■ **Data entries**:
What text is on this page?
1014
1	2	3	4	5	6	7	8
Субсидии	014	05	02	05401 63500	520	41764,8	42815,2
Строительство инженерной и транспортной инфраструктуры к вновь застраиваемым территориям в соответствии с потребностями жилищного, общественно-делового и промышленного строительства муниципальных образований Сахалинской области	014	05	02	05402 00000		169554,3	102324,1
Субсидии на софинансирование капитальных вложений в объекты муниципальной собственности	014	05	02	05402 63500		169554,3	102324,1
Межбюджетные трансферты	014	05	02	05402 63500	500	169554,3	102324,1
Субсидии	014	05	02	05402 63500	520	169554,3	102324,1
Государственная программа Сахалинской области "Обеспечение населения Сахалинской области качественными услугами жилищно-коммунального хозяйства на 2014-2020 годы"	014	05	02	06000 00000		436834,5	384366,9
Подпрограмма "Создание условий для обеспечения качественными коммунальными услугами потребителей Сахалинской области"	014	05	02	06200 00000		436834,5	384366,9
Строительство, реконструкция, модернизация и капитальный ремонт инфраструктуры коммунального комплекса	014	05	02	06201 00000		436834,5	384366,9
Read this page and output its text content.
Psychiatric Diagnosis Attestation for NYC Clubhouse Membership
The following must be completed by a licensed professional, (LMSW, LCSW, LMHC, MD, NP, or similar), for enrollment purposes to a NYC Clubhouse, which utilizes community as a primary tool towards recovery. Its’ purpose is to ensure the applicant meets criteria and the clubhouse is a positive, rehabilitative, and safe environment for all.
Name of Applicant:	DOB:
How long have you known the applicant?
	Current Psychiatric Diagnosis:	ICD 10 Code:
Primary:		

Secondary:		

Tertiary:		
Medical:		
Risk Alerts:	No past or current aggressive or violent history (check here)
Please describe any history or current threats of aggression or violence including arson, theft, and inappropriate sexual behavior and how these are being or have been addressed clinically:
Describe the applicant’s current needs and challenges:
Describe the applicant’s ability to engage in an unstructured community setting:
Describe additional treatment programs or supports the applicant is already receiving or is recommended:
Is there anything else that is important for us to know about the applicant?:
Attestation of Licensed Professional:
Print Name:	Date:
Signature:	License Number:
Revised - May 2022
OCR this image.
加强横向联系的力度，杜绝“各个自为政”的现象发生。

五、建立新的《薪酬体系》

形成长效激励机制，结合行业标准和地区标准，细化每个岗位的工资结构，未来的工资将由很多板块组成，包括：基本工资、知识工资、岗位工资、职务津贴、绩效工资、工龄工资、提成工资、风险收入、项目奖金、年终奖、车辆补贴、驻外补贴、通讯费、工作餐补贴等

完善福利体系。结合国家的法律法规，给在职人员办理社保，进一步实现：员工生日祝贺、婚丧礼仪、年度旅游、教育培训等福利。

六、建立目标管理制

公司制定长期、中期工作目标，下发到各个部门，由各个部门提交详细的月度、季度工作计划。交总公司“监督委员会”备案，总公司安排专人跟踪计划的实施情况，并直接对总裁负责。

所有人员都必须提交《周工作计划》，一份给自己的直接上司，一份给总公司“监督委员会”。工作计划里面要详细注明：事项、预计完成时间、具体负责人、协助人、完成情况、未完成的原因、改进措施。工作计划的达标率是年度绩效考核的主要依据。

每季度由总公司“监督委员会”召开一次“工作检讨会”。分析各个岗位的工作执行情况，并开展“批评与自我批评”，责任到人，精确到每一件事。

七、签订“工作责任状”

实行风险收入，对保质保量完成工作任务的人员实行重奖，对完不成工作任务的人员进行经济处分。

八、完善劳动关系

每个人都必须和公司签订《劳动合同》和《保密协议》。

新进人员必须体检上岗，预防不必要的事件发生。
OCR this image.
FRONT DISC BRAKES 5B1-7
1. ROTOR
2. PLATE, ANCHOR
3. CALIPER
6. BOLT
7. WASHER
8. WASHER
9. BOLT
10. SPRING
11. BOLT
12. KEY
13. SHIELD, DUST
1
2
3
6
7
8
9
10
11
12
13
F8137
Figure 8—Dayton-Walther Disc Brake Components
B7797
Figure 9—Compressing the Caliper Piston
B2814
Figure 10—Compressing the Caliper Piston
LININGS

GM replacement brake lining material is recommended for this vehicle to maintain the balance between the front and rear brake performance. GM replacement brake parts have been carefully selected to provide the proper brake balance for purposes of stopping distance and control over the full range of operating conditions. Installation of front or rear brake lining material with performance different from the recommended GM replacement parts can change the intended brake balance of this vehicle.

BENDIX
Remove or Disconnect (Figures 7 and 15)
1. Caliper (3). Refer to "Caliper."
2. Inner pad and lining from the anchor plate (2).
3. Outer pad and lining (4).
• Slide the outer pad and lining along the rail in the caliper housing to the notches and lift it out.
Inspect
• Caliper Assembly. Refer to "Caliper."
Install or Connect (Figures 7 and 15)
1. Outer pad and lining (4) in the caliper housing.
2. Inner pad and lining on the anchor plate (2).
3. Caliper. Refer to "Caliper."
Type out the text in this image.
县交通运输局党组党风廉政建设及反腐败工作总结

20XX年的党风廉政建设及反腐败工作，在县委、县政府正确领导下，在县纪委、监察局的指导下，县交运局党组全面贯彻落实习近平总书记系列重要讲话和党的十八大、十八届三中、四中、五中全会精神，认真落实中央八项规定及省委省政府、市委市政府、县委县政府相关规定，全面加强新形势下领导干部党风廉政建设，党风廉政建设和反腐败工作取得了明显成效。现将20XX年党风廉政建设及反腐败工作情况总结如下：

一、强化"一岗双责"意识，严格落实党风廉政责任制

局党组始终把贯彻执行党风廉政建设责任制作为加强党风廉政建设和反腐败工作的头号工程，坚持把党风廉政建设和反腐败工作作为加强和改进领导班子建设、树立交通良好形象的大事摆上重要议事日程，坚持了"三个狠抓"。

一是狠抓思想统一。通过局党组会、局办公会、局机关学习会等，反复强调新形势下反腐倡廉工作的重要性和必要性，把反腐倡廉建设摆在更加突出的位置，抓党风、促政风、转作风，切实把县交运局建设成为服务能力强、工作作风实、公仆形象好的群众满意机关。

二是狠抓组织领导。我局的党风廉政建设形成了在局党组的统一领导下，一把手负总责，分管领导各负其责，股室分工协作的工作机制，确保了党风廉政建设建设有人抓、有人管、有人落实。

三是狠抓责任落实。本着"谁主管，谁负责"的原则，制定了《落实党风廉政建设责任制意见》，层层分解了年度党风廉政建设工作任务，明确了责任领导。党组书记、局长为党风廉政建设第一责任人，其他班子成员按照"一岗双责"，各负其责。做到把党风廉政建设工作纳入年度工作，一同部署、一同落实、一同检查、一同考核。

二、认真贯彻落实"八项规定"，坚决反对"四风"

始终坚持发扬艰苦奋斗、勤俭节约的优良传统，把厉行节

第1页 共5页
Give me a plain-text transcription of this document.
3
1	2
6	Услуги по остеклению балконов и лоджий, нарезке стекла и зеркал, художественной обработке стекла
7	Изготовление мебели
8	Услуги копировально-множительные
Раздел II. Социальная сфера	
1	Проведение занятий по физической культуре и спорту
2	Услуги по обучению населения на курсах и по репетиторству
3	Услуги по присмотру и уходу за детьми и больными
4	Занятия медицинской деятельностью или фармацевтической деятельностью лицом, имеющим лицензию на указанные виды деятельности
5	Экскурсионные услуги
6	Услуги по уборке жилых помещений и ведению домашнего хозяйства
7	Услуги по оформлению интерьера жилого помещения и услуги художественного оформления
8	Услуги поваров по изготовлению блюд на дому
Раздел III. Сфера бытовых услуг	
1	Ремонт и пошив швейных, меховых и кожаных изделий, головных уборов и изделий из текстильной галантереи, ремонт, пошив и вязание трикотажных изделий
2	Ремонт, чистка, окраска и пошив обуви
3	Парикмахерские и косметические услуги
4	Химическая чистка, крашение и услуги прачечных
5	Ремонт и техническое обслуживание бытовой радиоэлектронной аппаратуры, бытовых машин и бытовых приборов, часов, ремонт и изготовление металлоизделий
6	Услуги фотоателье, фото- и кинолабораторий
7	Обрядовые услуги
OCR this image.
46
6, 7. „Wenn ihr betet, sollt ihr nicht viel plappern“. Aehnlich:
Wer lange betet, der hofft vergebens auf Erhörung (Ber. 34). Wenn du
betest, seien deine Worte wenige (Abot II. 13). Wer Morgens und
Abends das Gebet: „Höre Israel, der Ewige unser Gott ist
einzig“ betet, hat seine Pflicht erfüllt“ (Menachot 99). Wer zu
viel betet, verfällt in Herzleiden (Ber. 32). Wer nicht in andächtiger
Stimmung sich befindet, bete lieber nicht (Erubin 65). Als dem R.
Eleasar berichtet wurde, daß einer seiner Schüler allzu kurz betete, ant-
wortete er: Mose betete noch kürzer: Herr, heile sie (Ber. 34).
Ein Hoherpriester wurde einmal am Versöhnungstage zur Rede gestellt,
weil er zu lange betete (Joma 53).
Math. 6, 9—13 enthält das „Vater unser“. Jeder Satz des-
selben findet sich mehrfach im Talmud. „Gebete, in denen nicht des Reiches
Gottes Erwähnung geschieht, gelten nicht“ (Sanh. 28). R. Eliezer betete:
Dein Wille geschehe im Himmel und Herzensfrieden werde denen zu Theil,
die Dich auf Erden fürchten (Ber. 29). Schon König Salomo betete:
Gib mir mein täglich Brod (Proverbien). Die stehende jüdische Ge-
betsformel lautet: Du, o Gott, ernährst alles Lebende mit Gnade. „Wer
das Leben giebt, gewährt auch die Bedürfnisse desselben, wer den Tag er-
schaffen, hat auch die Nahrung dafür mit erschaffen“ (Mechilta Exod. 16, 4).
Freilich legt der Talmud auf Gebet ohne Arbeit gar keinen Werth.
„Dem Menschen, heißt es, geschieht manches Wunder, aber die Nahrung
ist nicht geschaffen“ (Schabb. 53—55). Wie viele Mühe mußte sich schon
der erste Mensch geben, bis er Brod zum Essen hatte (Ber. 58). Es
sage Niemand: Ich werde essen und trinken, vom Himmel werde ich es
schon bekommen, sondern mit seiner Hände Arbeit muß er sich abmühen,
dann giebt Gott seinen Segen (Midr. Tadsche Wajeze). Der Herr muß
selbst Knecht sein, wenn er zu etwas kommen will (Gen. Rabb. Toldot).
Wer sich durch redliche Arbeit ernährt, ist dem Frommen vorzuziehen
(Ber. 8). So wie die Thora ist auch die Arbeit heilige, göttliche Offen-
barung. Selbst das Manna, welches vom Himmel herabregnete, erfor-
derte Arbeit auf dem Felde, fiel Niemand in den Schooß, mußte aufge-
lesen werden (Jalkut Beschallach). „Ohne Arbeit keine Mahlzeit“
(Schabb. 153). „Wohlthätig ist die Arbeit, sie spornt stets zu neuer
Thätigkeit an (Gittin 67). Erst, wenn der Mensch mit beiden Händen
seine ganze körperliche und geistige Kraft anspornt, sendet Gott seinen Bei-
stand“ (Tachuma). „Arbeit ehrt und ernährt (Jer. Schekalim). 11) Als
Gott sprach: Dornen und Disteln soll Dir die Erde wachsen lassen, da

■ **Stated task**: In the records above, find each line that holds the word "Himmel"; copy all such lines.

■ **Output of the task**:
Dein Wille geschehe im Himmel und Herzensfrieden werde denen zu Theil,
sage Niemand: Ich werde essen und trinken, vom Himmel werde ich es
barung. Selbst das Manna, welches vom Himmel herabregnete, erfor-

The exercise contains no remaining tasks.